## START Items

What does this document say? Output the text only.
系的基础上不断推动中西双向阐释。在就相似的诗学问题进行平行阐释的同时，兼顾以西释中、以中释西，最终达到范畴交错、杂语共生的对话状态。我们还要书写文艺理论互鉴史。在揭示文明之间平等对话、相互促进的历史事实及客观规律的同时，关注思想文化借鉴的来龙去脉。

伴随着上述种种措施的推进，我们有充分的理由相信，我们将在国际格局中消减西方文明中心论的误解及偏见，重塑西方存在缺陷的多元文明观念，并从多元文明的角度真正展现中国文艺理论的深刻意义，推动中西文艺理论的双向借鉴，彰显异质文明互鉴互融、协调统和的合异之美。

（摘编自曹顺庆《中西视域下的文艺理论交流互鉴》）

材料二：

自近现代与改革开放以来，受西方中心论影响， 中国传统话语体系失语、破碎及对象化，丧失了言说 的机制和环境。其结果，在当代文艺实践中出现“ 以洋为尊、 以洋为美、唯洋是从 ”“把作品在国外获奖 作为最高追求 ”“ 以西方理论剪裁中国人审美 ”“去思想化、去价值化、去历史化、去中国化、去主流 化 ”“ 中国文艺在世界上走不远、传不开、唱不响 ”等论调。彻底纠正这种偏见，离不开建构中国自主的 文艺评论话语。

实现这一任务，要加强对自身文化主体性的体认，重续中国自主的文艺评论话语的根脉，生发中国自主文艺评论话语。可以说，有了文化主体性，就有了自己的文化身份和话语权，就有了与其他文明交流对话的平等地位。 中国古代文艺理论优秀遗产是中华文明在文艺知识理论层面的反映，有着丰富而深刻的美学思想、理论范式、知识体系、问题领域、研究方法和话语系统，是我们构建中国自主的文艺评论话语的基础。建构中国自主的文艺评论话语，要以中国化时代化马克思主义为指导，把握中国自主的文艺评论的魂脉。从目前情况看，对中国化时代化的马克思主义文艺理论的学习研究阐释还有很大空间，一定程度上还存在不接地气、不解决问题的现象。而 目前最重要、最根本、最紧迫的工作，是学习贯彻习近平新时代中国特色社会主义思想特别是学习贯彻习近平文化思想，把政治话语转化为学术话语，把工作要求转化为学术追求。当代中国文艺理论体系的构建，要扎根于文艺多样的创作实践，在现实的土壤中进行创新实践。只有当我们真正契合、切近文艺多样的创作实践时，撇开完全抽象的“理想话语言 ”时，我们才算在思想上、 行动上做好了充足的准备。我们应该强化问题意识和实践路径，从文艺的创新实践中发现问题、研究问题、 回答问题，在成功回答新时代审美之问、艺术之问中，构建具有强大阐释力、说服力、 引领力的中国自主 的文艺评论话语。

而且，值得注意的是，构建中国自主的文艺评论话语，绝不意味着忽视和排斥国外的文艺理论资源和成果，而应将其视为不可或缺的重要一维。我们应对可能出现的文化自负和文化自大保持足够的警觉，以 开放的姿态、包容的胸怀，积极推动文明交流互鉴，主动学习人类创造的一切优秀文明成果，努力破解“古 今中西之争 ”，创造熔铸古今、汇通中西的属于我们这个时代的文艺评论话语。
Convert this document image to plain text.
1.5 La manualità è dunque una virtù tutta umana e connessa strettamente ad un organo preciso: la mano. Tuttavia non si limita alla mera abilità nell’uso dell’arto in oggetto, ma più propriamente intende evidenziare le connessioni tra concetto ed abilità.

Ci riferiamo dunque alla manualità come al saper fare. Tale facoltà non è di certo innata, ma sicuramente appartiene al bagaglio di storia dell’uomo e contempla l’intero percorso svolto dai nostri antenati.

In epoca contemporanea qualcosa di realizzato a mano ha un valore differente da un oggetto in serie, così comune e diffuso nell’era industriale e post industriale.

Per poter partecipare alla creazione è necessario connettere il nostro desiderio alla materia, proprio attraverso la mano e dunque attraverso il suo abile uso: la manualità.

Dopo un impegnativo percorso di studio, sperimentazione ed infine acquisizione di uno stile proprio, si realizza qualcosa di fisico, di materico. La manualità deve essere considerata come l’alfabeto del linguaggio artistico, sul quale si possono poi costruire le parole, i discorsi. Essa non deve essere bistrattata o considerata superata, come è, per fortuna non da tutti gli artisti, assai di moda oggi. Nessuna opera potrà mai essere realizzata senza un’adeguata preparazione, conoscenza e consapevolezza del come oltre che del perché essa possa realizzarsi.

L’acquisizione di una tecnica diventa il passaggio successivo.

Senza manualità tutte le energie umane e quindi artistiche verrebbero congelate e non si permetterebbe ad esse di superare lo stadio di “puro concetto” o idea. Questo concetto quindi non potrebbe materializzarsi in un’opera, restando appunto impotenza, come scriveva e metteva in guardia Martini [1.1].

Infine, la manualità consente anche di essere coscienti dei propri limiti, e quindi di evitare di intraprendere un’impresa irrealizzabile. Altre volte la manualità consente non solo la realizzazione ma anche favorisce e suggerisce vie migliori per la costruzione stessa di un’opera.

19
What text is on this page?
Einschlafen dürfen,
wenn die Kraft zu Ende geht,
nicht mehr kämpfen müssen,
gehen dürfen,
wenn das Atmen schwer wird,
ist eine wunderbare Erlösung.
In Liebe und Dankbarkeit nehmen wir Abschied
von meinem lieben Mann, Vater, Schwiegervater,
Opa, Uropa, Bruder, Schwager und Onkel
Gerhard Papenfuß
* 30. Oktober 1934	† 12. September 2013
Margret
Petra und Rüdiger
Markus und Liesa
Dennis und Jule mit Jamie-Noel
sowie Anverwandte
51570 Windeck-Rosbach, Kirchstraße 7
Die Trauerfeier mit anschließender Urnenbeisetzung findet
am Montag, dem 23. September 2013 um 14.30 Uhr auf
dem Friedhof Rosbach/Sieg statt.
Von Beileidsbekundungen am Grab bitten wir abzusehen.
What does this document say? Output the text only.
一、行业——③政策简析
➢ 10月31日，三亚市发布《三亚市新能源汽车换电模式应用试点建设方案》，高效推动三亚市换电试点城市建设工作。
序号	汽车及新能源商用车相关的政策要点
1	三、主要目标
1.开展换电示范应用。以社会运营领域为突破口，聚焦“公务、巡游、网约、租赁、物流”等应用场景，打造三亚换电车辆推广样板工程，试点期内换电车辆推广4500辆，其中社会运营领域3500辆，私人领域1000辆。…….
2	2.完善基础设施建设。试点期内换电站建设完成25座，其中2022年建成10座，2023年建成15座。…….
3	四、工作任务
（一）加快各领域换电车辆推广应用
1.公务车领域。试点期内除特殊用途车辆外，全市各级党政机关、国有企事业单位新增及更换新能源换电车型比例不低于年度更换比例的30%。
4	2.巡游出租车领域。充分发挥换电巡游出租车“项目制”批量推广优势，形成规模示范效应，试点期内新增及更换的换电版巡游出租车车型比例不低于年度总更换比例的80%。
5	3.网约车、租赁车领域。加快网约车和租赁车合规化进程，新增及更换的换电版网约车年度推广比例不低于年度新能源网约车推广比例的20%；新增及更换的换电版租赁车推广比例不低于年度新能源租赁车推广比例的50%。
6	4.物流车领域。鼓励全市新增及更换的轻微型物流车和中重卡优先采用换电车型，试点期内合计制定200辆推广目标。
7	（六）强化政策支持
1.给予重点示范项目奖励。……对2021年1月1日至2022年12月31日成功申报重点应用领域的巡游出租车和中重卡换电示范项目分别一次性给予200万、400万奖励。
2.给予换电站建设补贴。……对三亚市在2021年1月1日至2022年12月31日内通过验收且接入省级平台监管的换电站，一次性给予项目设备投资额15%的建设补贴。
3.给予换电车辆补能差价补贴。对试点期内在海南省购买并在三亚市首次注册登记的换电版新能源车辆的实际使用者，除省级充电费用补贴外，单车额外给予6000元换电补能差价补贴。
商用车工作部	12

## END Items

• Task
Track down every line holding the string "mano" and copy it.

• Solution to this exercise
1.5 La manualità è dunque una virtù tutta umana e connessa strettamente ad un organo preciso: la mano. Tuttavia non si limita alla mera abilità nell’uso dell’arto in oggetto, ma più propriamente intende evidenziare le connessioni tra concetto ed abilità.
In epoca contemporanea qualcosa di realizzato a mano ha un valore differente da un oggetto in serie, così comune e diffuso nell’era industriale e post industriale.
Per poter partecipare alla creazione è necessario connettere il nostro desiderio alla materia, proprio attraverso la mano e dunque attraverso il suo abile uso: la manualità.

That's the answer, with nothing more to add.